╔══
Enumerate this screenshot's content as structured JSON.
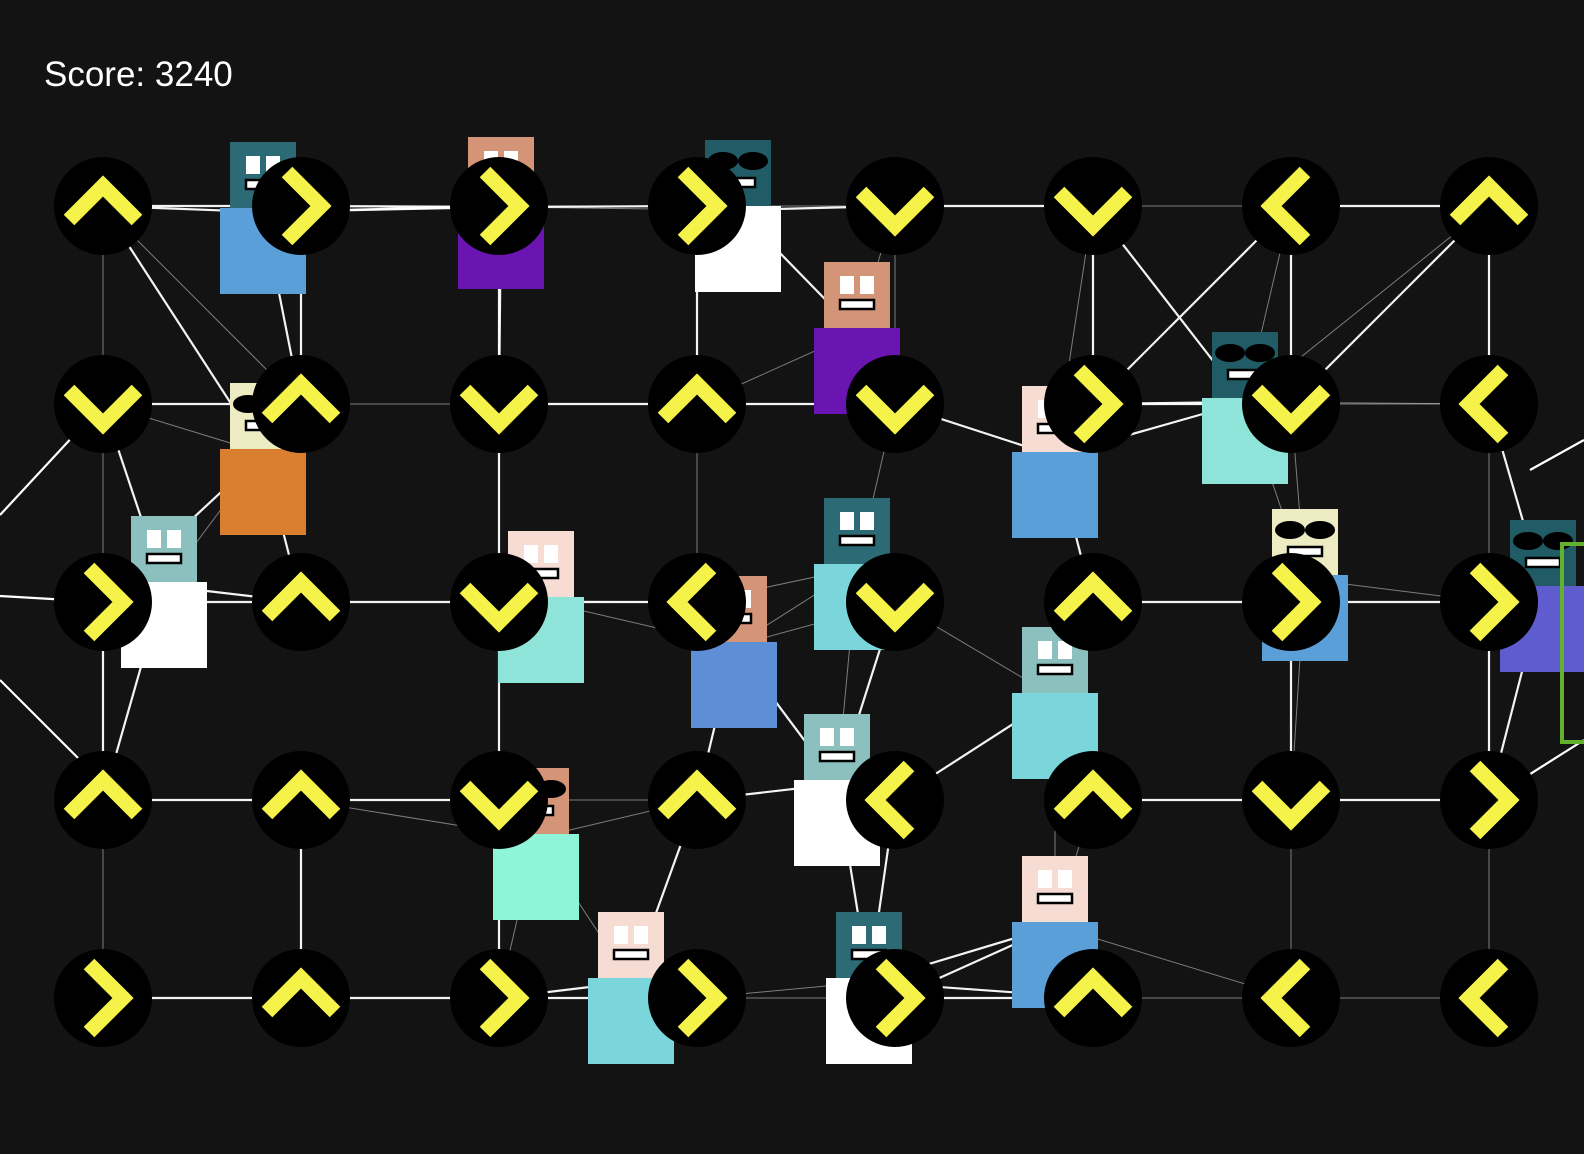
{
  "hud": {
    "score_label": "Score: ",
    "score_value": "3240"
  },
  "colors": {
    "background": "#131313",
    "button_fill": "#000000",
    "arrow": "#f5f249",
    "link": "#ffffff",
    "goal_border": "#63b22e"
  },
  "grid": {
    "rows": 5,
    "cols": 8,
    "arrows": [
      [
        "up",
        "right",
        "right",
        "right",
        "down",
        "down",
        "left",
        "up"
      ],
      [
        "down",
        "up",
        "down",
        "up",
        "down",
        "right",
        "down",
        "left"
      ],
      [
        "right",
        "up",
        "down",
        "left",
        "down",
        "up",
        "right",
        "right"
      ],
      [
        "up",
        "up",
        "down",
        "up",
        "left",
        "up",
        "down",
        "right"
      ],
      [
        "right",
        "up",
        "right",
        "right",
        "right",
        "up",
        "left",
        "left"
      ]
    ]
  },
  "characters": [
    {
      "id": "c1",
      "head": "#2c6a75",
      "body": "#5a9fd8",
      "face": "plain",
      "ball": true
    },
    {
      "id": "c2",
      "head": "#d49477",
      "body": "#6a14b1",
      "face": "plain",
      "ball": true
    },
    {
      "id": "c3",
      "head": "#215c66",
      "body": "#ffffff",
      "face": "shades",
      "ball": false
    },
    {
      "id": "c4",
      "head": "#d49477",
      "body": "#6a14b1",
      "face": "plain",
      "ball": true
    },
    {
      "id": "c5",
      "head": "#ecebc2",
      "body": "#d97f2f",
      "face": "shades",
      "ball": true
    },
    {
      "id": "c6",
      "head": "#215c66",
      "body": "#8ee4d8",
      "face": "shades",
      "ball": true
    },
    {
      "id": "c7",
      "head": "#f7dcd4",
      "body": "#5a9fd8",
      "face": "plain",
      "ball": true
    },
    {
      "id": "c8",
      "head": "#8bc0bf",
      "body": "#ffffff",
      "face": "plain",
      "ball": false
    },
    {
      "id": "c9",
      "head": "#f7dcd4",
      "body": "#8ee4d8",
      "face": "plain",
      "ball": true
    },
    {
      "id": "c10",
      "head": "#2c6a75",
      "body": "#7ad6db",
      "face": "plain",
      "ball": true
    },
    {
      "id": "c11",
      "head": "#d49477",
      "body": "#5e8fd6",
      "face": "plain",
      "ball": true
    },
    {
      "id": "c12",
      "head": "#ecebc2",
      "body": "#5a9fd8",
      "face": "shades",
      "ball": true
    },
    {
      "id": "c13",
      "head": "#215c66",
      "body": "#5e5ccf",
      "face": "shades",
      "ball": false
    },
    {
      "id": "c14",
      "head": "#8bc0bf",
      "body": "#7ad6db",
      "face": "plain",
      "ball": true
    },
    {
      "id": "c15",
      "head": "#8bc0bf",
      "body": "#ffffff",
      "face": "plain",
      "ball": false
    },
    {
      "id": "c16",
      "head": "#d49477",
      "body": "#8ff5d8",
      "face": "shades",
      "ball": true
    },
    {
      "id": "c17",
      "head": "#f7dcd4",
      "body": "#7ad6db",
      "face": "plain",
      "ball": true
    },
    {
      "id": "c18",
      "head": "#2c6a75",
      "body": "#ffffff",
      "face": "plain",
      "ball": true
    },
    {
      "id": "c19",
      "head": "#f7dcd4",
      "body": "#5a9fd8",
      "face": "plain",
      "ball": true
    }
  ]
}
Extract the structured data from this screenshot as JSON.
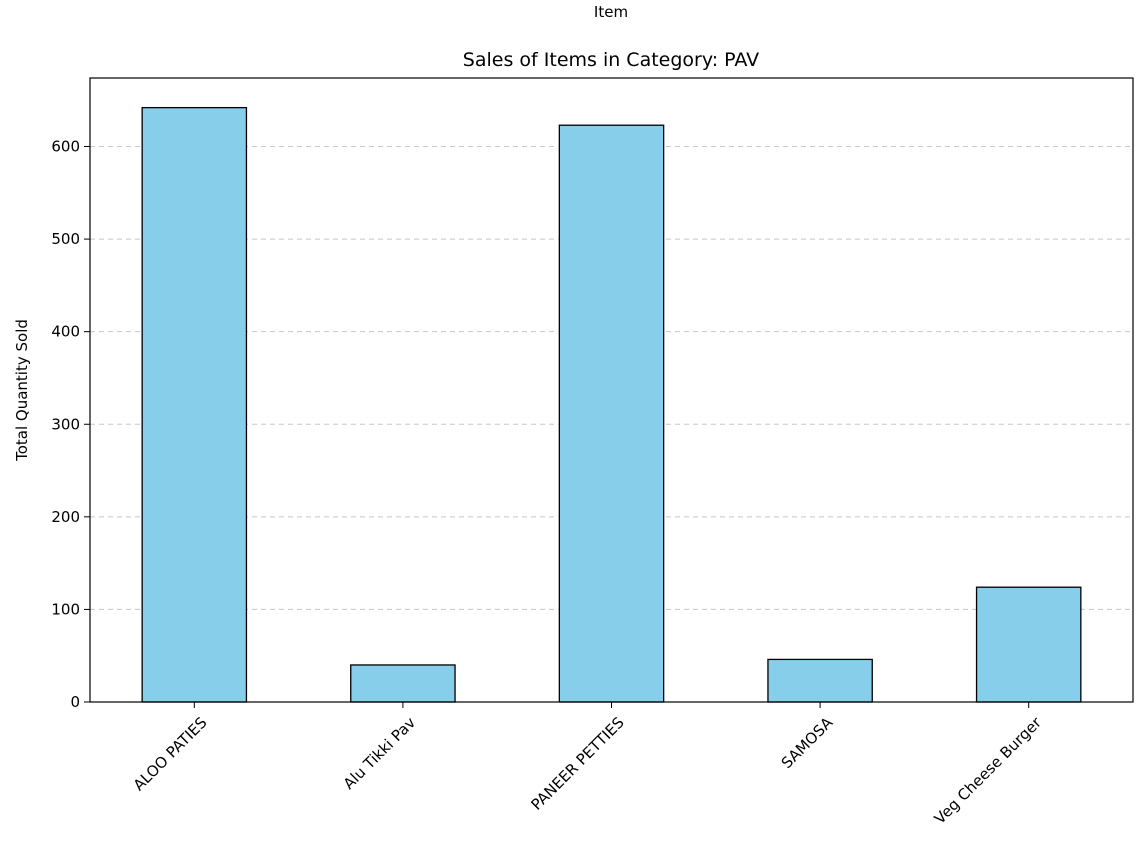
{
  "chart_data": {
    "type": "bar",
    "title": "Sales of Items in Category: PAV",
    "xlabel": "Item",
    "ylabel": "Total Quantity Sold",
    "categories": [
      "ALOO PATIES",
      "Alu Tikki Pav",
      "PANEER PETTIES",
      "SAMOSA",
      "Veg Cheese Burger"
    ],
    "values": [
      642,
      40,
      623,
      46,
      124
    ],
    "ylim": [
      0,
      674
    ],
    "yticks": [
      0,
      100,
      200,
      300,
      400,
      500,
      600
    ],
    "grid": "y-dashed",
    "bar_color": "#87ceeb",
    "edge_color": "#000000",
    "grid_color": "#c8c8c8"
  }
}
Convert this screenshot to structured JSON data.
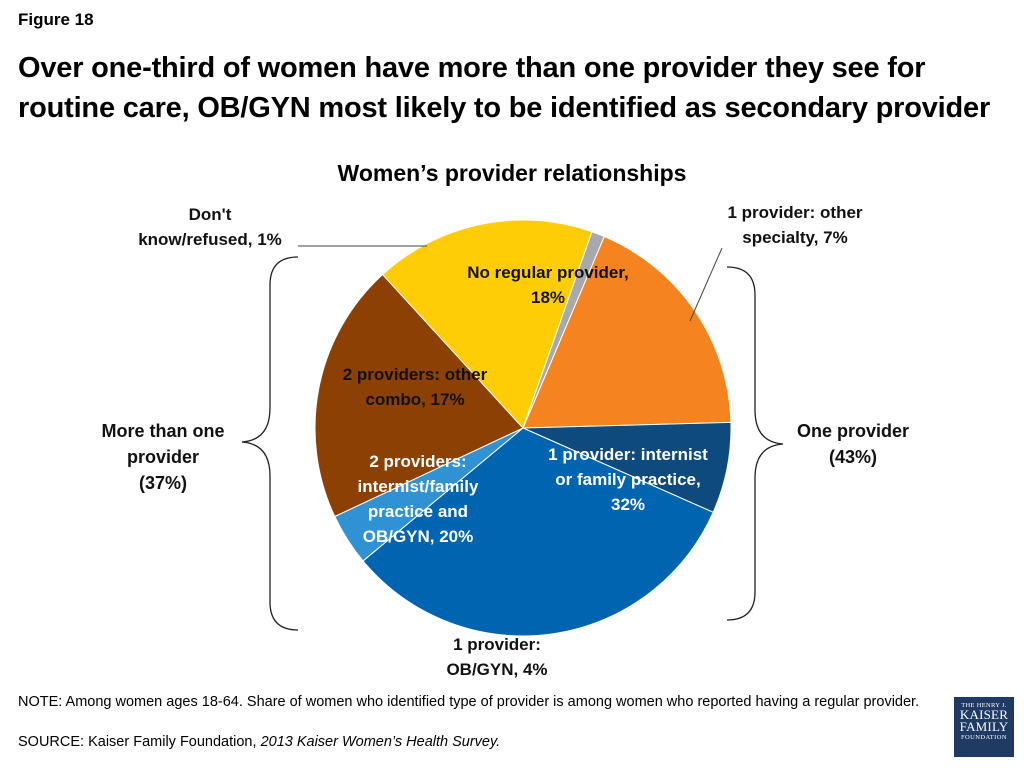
{
  "figure_label": "Figure 18",
  "headline": "Over one-third of women have more than one provider they see for routine care, OB/GYN most likely to be identified as secondary provider",
  "chart_data": {
    "type": "pie",
    "title": "Women’s provider relationships",
    "unit": "%",
    "slices": [
      {
        "label_lines": [
          "No regular provider,",
          "18%"
        ],
        "value": 18,
        "color": "#f5831f"
      },
      {
        "label_lines": [
          "1 provider: other",
          "specialty, 7%"
        ],
        "value": 7,
        "color": "#0e4a7e"
      },
      {
        "label_lines": [
          "1 provider: internist",
          "or family practice,",
          "32%"
        ],
        "value": 32,
        "color": "#0064b0"
      },
      {
        "label_lines": [
          "1 provider:",
          "OB/GYN, 4%"
        ],
        "value": 4,
        "color": "#3092d3"
      },
      {
        "label_lines": [
          "2 providers:",
          "internist/family",
          "practice and",
          "OB/GYN, 20%"
        ],
        "value": 20,
        "color": "#8c4003"
      },
      {
        "label_lines": [
          "2 providers: other",
          "combo, 17%"
        ],
        "value": 17,
        "color": "#ffcd05"
      },
      {
        "label_lines": [
          "Don't",
          "know/refused, 1%"
        ],
        "value": 1,
        "color": "#a7a9ac"
      }
    ],
    "groups": [
      {
        "label_lines": [
          "More than one",
          "provider",
          "(37%)"
        ],
        "value": 37,
        "side": "left"
      },
      {
        "label_lines": [
          "One provider",
          "(43%)"
        ],
        "value": 43,
        "side": "right"
      }
    ]
  },
  "note": "NOTE: Among women ages 18-64. Share of women who identified type of provider is among women who reported having a regular provider.",
  "source": {
    "prefix": "SOURCE: Kaiser Family Foundation, ",
    "title": "2013 Kaiser Women’s Health Survey."
  },
  "logo": {
    "line1": "THE HENRY J.",
    "line2": "KAISER",
    "line3": "FAMILY",
    "line4": "FOUNDATION"
  }
}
╚══
# EXERCISE BRIEF
Repeat each record exactly as shown above, dropping all images.

# CORRECT RESPONSE
Enumerate this screenshot's content as structured JSON.
{
  "hud": {
    "score_label": "Score: ",
    "score_value": "3240"
  },
  "colors": {
    "background": "#131313",
    "button_fill": "#000000",
    "arrow": "#f5f249",
    "link": "#ffffff",
    "goal_border": "#63b22e"
  },
  "grid": {
    "rows": 5,
    "cols": 8,
    "arrows": [
      [
        "up",
        "right",
        "right",
        "right",
        "down",
        "down",
        "left",
        "up"
      ],
      [
        "down",
        "up",
        "down",
        "up",
        "down",
        "right",
        "down",
        "left"
      ],
      [
        "right",
        "up",
        "down",
        "left",
        "down",
        "up",
        "right",
        "right"
      ],
      [
        "up",
        "up",
        "down",
        "up",
        "left",
        "up",
        "down",
        "right"
      ],
      [
        "right",
        "up",
        "right",
        "right",
        "right",
        "up",
        "left",
        "left"
      ]
    ]
  },
  "characters": [
    {
      "id": "c1",
      "head": "#2c6a75",
      "body": "#5a9fd8",
      "face": "plain",
      "ball": true
    },
    {
      "id": "c2",
      "head": "#d49477",
      "body": "#6a14b1",
      "face": "plain",
      "ball": true
    },
    {
      "id": "c3",
      "head": "#215c66",
      "body": "#ffffff",
      "face": "shades",
      "ball": false
    },
    {
      "id": "c4",
      "head": "#d49477",
      "body": "#6a14b1",
      "face": "plain",
      "ball": true
    },
    {
      "id": "c5",
      "head": "#ecebc2",
      "body": "#d97f2f",
      "face": "shades",
      "ball": true
    },
    {
      "id": "c6",
      "head": "#215c66",
      "body": "#8ee4d8",
      "face": "shades",
      "ball": true
    },
    {
      "id": "c7",
      "head": "#f7dcd4",
      "body": "#5a9fd8",
      "face": "plain",
      "ball": true
    },
    {
      "id": "c8",
      "head": "#8bc0bf",
      "body": "#ffffff",
      "face": "plain",
      "ball": false
    },
    {
      "id": "c9",
      "head": "#f7dcd4",
      "body": "#8ee4d8",
      "face": "plain",
      "ball": true
    },
    {
      "id": "c10",
      "head": "#2c6a75",
      "body": "#7ad6db",
      "face": "plain",
      "ball": true
    },
    {
      "id": "c11",
      "head": "#d49477",
      "body": "#5e8fd6",
      "face": "plain",
      "ball": true
    },
    {
      "id": "c12",
      "head": "#ecebc2",
      "body": "#5a9fd8",
      "face": "shades",
      "ball": true
    },
    {
      "id": "c13",
      "head": "#215c66",
      "body": "#5e5ccf",
      "face": "shades",
      "ball": false
    },
    {
      "id": "c14",
      "head": "#8bc0bf",
      "body": "#7ad6db",
      "face": "plain",
      "ball": true
    },
    {
      "id": "c15",
      "head": "#8bc0bf",
      "body": "#ffffff",
      "face": "plain",
      "ball": false
    },
    {
      "id": "c16",
      "head": "#d49477",
      "body": "#8ff5d8",
      "face": "shades",
      "ball": true
    },
    {
      "id": "c17",
      "head": "#f7dcd4",
      "body": "#7ad6db",
      "face": "plain",
      "ball": true
    },
    {
      "id": "c18",
      "head": "#2c6a75",
      "body": "#ffffff",
      "face": "plain",
      "ball": true
    },
    {
      "id": "c19",
      "head": "#f7dcd4",
      "body": "#5a9fd8",
      "face": "plain",
      "ball": true
    }
  ]
}
Extract the structured data from this screenshot as JSON.
{
  "chart_data": {
    "type": "bar",
    "title": "Sales of Items in Category: PAV",
    "xlabel": "Item",
    "ylabel": "Total Quantity Sold",
    "categories": [
      "ALOO PATIES",
      "Alu Tikki Pav",
      "PANEER PETTIES",
      "SAMOSA",
      "Veg Cheese Burger"
    ],
    "values": [
      642,
      40,
      623,
      46,
      124
    ],
    "ylim": [
      0,
      674
    ],
    "yticks": [
      0,
      100,
      200,
      300,
      400,
      500,
      600
    ],
    "grid": "y-dashed",
    "bar_color": "#87ceeb",
    "edge_color": "#000000",
    "grid_color": "#c8c8c8"
  }
}
Convert this screenshot to structured JSON data.
{
  "figure_label": "Figure 18",
  "headline": "Over one-third of women have more than one provider they see for routine care, OB/GYN most likely to be identified as secondary provider",
  "chart_data": {
    "type": "pie",
    "title": "Women’s provider relationships",
    "unit": "%",
    "slices": [
      {
        "label_lines": [
          "No regular provider,",
          "18%"
        ],
        "value": 18,
        "color": "#f5831f"
      },
      {
        "label_lines": [
          "1 provider: other",
          "specialty, 7%"
        ],
        "value": 7,
        "color": "#0e4a7e"
      },
      {
        "label_lines": [
          "1 provider: internist",
          "or family practice,",
          "32%"
        ],
        "value": 32,
        "color": "#0064b0"
      },
      {
        "label_lines": [
          "1 provider:",
          "OB/GYN, 4%"
        ],
        "value": 4,
        "color": "#3092d3"
      },
      {
        "label_lines": [
          "2 providers:",
          "internist/family",
          "practice and",
          "OB/GYN, 20%"
        ],
        "value": 20,
        "color": "#8c4003"
      },
      {
        "label_lines": [
          "2 providers: other",
          "combo, 17%"
        ],
        "value": 17,
        "color": "#ffcd05"
      },
      {
        "label_lines": [
          "Don't",
          "know/refused, 1%"
        ],
        "value": 1,
        "color": "#a7a9ac"
      }
    ],
    "groups": [
      {
        "label_lines": [
          "More than one",
          "provider",
          "(37%)"
        ],
        "value": 37,
        "side": "left"
      },
      {
        "label_lines": [
          "One provider",
          "(43%)"
        ],
        "value": 43,
        "side": "right"
      }
    ]
  },
  "note": "NOTE: Among women ages 18-64. Share of women who identified type of provider is among women who reported having a regular provider.",
  "source": {
    "prefix": "SOURCE: Kaiser Family Foundation, ",
    "title": "2013 Kaiser Women’s Health Survey."
  },
  "logo": {
    "line1": "THE HENRY J.",
    "line2": "KAISER",
    "line3": "FAMILY",
    "line4": "FOUNDATION"
  }
}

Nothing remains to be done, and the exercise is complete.